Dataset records
+===+
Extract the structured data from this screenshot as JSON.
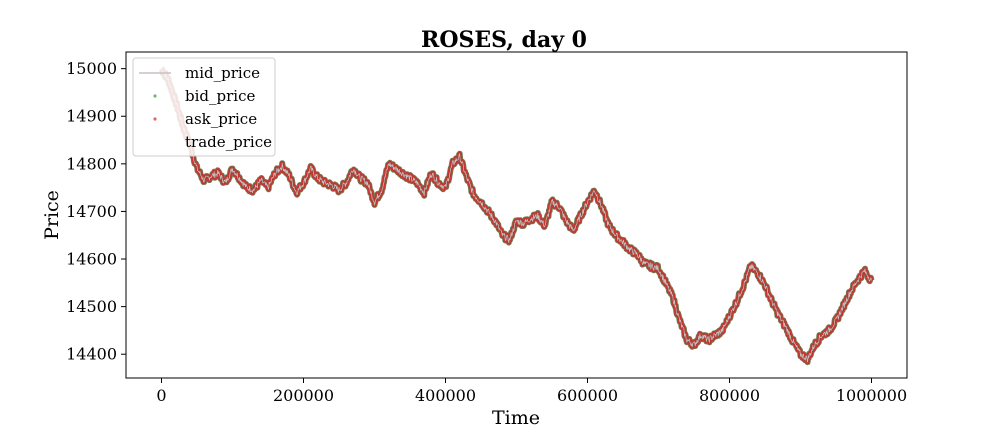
{
  "chart_data": {
    "type": "line",
    "title": "ROSES, day 0",
    "xlabel": "Time",
    "ylabel": "Price",
    "xlim": [
      -50000,
      1050000
    ],
    "ylim": [
      14350,
      15035
    ],
    "xticks": [
      0,
      200000,
      400000,
      600000,
      800000,
      1000000
    ],
    "xtick_labels": [
      "0",
      "200000",
      "400000",
      "600000",
      "800000",
      "1000000"
    ],
    "yticks": [
      14400,
      14500,
      14600,
      14700,
      14800,
      14900,
      15000
    ],
    "ytick_labels": [
      "14400",
      "14500",
      "14600",
      "14700",
      "14800",
      "14900",
      "15000"
    ],
    "grid": false,
    "legend_position": "top-left",
    "series": [
      {
        "name": "mid_price",
        "style": "line",
        "color": "#c8c0c0"
      },
      {
        "name": "bid_price",
        "style": "scatter",
        "color": "#2ca02c"
      },
      {
        "name": "ask_price",
        "style": "scatter",
        "color": "#d62728"
      },
      {
        "name": "trade_price",
        "style": "scatter",
        "color": "#000000"
      }
    ],
    "x": [
      0,
      10000,
      20000,
      30000,
      40000,
      50000,
      60000,
      70000,
      80000,
      90000,
      100000,
      110000,
      120000,
      130000,
      140000,
      150000,
      160000,
      170000,
      180000,
      190000,
      200000,
      210000,
      220000,
      230000,
      240000,
      250000,
      260000,
      270000,
      280000,
      290000,
      300000,
      310000,
      320000,
      330000,
      340000,
      350000,
      360000,
      370000,
      380000,
      390000,
      400000,
      410000,
      420000,
      430000,
      440000,
      450000,
      460000,
      470000,
      480000,
      490000,
      500000,
      510000,
      520000,
      530000,
      540000,
      550000,
      560000,
      570000,
      580000,
      590000,
      600000,
      610000,
      620000,
      630000,
      640000,
      650000,
      660000,
      670000,
      680000,
      690000,
      700000,
      710000,
      720000,
      730000,
      740000,
      750000,
      760000,
      770000,
      780000,
      790000,
      800000,
      810000,
      820000,
      830000,
      840000,
      850000,
      860000,
      870000,
      880000,
      890000,
      900000,
      910000,
      920000,
      930000,
      940000,
      950000,
      960000,
      970000,
      980000,
      990000,
      1000000
    ],
    "mid_price": [
      15000,
      14975,
      14930,
      14880,
      14840,
      14790,
      14765,
      14775,
      14780,
      14760,
      14790,
      14770,
      14750,
      14745,
      14765,
      14750,
      14780,
      14795,
      14775,
      14740,
      14760,
      14790,
      14770,
      14760,
      14755,
      14745,
      14760,
      14790,
      14770,
      14760,
      14720,
      14745,
      14800,
      14790,
      14780,
      14770,
      14760,
      14740,
      14780,
      14760,
      14750,
      14800,
      14815,
      14770,
      14735,
      14720,
      14700,
      14680,
      14650,
      14640,
      14680,
      14675,
      14685,
      14690,
      14670,
      14720,
      14710,
      14680,
      14660,
      14690,
      14720,
      14745,
      14710,
      14670,
      14650,
      14635,
      14620,
      14610,
      14590,
      14585,
      14580,
      14550,
      14520,
      14470,
      14430,
      14420,
      14440,
      14430,
      14440,
      14450,
      14480,
      14510,
      14545,
      14585,
      14570,
      14545,
      14510,
      14480,
      14455,
      14425,
      14400,
      14390,
      14420,
      14440,
      14450,
      14470,
      14500,
      14530,
      14555,
      14575,
      14555
    ]
  }
}
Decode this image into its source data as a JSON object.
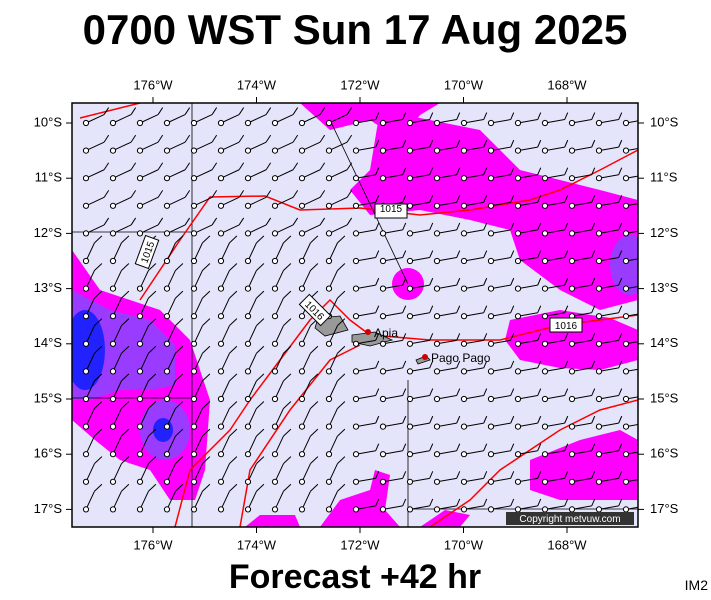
{
  "header": {
    "title": "0700 WST Sun 17 Aug 2025"
  },
  "map": {
    "longitude_labels": [
      "176°W",
      "174°W",
      "172°W",
      "170°W",
      "168°W"
    ],
    "latitude_labels": [
      "10°S",
      "11°S",
      "12°S",
      "13°S",
      "14°S",
      "15°S",
      "16°S",
      "17°S"
    ],
    "isobar_labels": [
      "1015",
      "1015",
      "1016",
      "1016"
    ],
    "places": [
      "Apia",
      "Pago Pago"
    ],
    "copyright": "Copyright metvuw.com"
  },
  "footer": {
    "forecast": "Forecast +42 hr",
    "code": "IM2"
  }
}
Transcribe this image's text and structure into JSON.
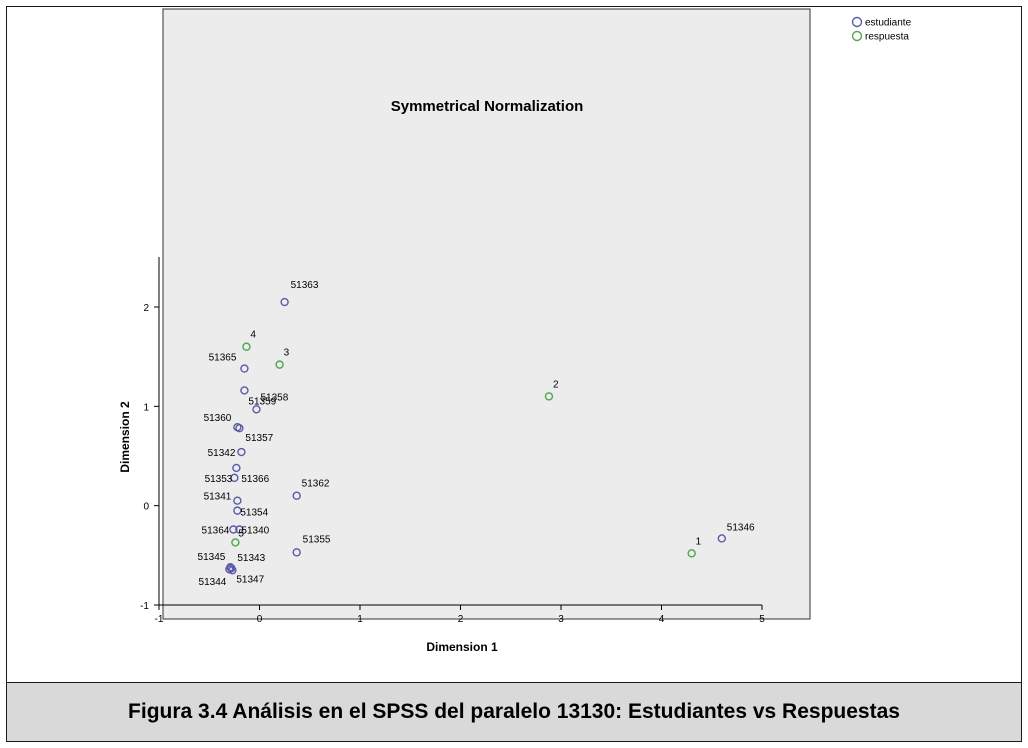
+===+
» Exercise brief: Copy in full each line that holds the word "color".

» Final result:
        "color": "#c8c0c0"
        "color": "#2ca02c"
        "color": "#d62728"
        "color": "#000000"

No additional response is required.